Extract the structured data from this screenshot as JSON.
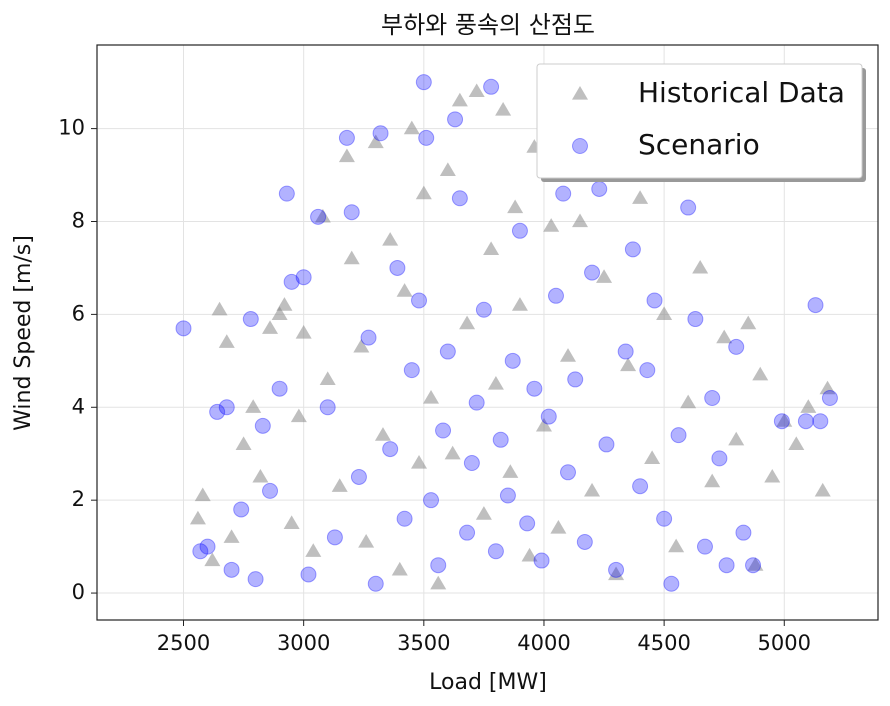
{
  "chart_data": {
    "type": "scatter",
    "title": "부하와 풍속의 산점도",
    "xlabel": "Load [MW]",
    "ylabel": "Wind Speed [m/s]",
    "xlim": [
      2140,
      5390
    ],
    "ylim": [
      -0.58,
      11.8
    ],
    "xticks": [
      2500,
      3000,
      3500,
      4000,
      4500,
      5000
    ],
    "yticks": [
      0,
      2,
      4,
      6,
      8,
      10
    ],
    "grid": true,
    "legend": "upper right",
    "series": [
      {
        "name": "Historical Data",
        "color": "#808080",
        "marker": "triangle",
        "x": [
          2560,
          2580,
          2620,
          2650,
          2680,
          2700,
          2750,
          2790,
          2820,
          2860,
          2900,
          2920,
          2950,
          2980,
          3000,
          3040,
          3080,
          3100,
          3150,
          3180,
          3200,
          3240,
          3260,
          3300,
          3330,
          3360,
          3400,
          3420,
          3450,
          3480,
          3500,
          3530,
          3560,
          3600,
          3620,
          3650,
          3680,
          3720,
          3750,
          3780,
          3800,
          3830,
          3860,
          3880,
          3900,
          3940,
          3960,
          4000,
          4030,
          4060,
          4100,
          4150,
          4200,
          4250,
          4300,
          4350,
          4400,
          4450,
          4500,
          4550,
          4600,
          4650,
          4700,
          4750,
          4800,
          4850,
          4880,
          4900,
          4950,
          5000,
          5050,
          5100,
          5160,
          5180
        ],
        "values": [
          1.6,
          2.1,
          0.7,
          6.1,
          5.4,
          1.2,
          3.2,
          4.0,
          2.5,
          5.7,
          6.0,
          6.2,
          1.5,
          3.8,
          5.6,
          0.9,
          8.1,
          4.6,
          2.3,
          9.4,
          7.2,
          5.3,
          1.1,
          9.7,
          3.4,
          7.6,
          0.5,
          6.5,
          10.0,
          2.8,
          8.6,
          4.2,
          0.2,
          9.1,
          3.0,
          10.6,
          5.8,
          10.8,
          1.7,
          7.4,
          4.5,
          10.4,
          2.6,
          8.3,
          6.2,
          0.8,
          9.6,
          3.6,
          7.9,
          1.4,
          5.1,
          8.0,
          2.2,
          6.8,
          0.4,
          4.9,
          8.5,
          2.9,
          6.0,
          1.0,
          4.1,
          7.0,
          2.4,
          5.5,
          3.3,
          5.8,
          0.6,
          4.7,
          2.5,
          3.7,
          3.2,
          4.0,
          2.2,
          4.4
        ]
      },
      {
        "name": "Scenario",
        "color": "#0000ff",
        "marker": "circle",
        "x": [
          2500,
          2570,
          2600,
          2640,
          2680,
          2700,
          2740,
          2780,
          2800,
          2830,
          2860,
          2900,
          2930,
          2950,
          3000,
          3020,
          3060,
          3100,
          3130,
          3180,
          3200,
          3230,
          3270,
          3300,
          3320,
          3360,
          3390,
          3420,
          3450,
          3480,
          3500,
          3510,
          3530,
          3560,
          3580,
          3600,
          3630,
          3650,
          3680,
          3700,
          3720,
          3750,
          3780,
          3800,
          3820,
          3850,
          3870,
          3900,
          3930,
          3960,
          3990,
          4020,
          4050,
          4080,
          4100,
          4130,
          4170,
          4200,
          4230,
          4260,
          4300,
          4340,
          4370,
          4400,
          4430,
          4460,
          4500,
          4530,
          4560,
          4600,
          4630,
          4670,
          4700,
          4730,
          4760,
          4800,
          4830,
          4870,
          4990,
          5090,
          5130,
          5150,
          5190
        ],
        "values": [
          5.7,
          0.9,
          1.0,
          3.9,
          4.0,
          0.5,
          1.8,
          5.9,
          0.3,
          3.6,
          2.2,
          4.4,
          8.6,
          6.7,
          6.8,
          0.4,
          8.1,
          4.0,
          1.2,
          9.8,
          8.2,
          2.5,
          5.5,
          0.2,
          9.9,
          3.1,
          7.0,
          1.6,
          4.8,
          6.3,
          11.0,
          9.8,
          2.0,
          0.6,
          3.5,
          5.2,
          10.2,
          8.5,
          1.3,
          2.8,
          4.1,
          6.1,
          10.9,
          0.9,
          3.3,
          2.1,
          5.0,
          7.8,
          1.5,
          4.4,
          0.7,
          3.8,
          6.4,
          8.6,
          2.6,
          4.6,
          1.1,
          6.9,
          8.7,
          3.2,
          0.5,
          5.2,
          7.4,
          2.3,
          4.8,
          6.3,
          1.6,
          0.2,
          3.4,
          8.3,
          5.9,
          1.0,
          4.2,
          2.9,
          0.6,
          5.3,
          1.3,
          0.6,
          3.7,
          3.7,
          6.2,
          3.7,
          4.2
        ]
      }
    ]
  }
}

◇ ◇ ◇

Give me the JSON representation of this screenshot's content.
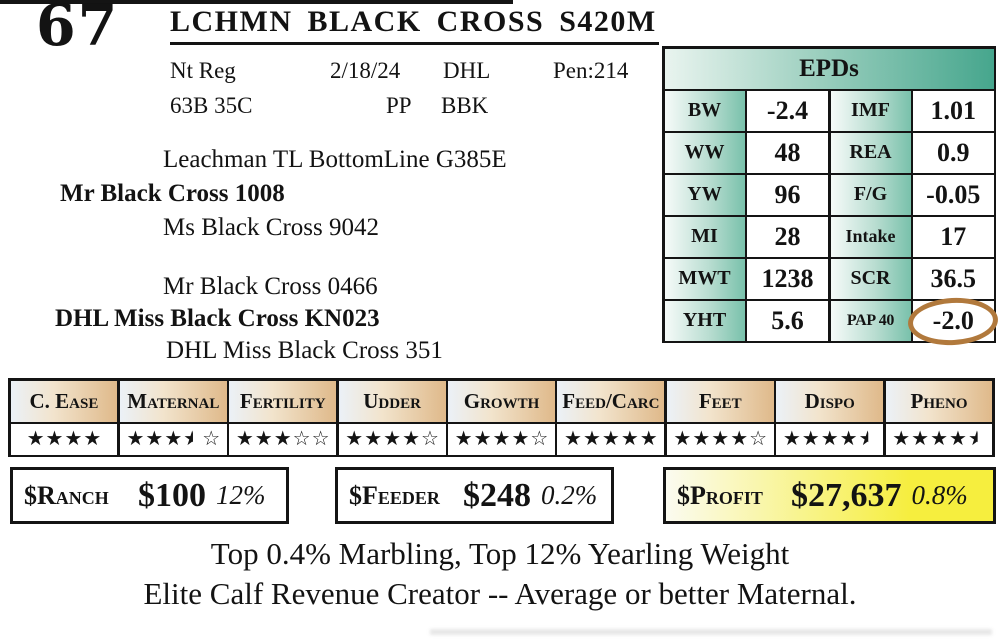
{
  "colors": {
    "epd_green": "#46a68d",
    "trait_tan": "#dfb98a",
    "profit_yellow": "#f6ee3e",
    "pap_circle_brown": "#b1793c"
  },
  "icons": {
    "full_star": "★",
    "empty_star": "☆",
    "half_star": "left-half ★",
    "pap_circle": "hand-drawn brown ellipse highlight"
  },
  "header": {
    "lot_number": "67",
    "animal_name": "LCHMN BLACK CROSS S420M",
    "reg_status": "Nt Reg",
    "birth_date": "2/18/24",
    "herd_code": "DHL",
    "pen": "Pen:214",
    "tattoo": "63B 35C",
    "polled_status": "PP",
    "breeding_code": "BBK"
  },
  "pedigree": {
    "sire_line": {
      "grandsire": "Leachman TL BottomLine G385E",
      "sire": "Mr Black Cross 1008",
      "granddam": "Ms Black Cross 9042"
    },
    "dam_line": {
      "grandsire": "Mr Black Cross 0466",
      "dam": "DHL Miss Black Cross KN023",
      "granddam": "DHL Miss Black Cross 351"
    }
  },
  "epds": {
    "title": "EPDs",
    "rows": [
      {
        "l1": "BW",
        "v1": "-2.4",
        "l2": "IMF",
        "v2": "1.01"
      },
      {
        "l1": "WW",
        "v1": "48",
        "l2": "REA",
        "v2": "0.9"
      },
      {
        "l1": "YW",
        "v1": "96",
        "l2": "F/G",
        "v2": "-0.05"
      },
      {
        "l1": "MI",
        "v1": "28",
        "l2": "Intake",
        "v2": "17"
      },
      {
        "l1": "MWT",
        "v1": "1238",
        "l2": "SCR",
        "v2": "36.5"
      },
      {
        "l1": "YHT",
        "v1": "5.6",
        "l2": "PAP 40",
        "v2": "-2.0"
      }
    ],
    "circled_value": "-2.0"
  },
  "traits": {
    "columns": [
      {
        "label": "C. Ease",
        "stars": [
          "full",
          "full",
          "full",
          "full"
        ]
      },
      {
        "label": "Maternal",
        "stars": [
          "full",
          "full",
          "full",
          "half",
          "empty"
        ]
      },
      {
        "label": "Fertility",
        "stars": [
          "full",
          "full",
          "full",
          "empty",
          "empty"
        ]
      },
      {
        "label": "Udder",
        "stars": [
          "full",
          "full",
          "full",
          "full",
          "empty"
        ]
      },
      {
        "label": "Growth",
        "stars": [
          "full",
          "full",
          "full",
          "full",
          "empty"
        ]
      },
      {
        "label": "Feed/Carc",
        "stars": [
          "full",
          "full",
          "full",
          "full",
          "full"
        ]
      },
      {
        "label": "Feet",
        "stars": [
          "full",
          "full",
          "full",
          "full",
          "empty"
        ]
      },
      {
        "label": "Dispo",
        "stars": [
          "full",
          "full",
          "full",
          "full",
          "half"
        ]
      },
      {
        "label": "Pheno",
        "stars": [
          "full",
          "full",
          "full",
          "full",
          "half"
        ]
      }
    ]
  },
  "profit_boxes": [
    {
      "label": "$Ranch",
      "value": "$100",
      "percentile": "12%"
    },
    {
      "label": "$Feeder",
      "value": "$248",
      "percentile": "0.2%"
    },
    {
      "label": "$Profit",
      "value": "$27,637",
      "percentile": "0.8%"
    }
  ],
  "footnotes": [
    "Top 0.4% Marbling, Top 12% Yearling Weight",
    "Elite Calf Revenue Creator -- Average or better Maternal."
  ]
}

◇ ◇ ◇

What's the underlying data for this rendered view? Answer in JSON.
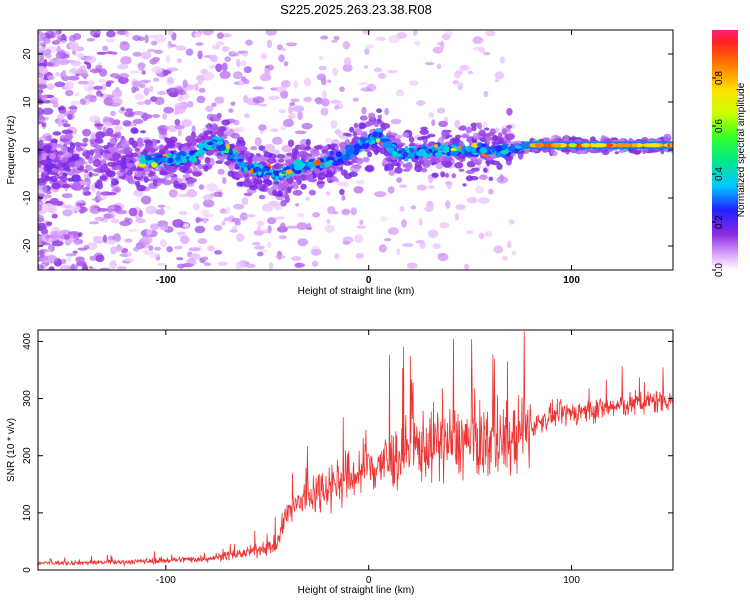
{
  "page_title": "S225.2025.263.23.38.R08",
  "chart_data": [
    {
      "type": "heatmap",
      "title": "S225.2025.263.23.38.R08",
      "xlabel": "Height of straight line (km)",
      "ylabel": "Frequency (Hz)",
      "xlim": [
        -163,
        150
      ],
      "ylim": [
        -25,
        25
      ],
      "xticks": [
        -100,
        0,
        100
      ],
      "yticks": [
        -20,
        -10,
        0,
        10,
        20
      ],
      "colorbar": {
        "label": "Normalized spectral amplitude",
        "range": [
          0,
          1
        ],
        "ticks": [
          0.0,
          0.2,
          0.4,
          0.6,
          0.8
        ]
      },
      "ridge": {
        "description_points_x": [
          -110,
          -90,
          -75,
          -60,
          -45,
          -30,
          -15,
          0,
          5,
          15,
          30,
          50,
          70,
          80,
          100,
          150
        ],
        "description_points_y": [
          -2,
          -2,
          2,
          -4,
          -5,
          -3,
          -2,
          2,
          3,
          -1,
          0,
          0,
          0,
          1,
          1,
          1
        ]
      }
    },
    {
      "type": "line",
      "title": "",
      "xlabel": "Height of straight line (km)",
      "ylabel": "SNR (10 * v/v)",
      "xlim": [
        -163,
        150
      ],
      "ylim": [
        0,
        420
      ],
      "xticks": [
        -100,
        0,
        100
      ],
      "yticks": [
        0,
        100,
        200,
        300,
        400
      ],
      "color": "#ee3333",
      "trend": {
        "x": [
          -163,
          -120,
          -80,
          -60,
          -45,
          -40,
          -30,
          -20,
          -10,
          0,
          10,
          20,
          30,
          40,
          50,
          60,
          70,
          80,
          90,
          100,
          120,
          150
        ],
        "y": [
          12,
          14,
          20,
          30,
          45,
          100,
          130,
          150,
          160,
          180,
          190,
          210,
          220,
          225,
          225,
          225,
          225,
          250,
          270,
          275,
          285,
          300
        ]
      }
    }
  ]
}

◇ ◇ ◇

_WHAT YOU WILL DO_. Filter the listing for the word "Miss" and copy every line that holds it.

_TASK RESULT_.
      "dam": "DHL Miss Black Cross KN023",
      "granddam": "DHL Miss Black Cross 351"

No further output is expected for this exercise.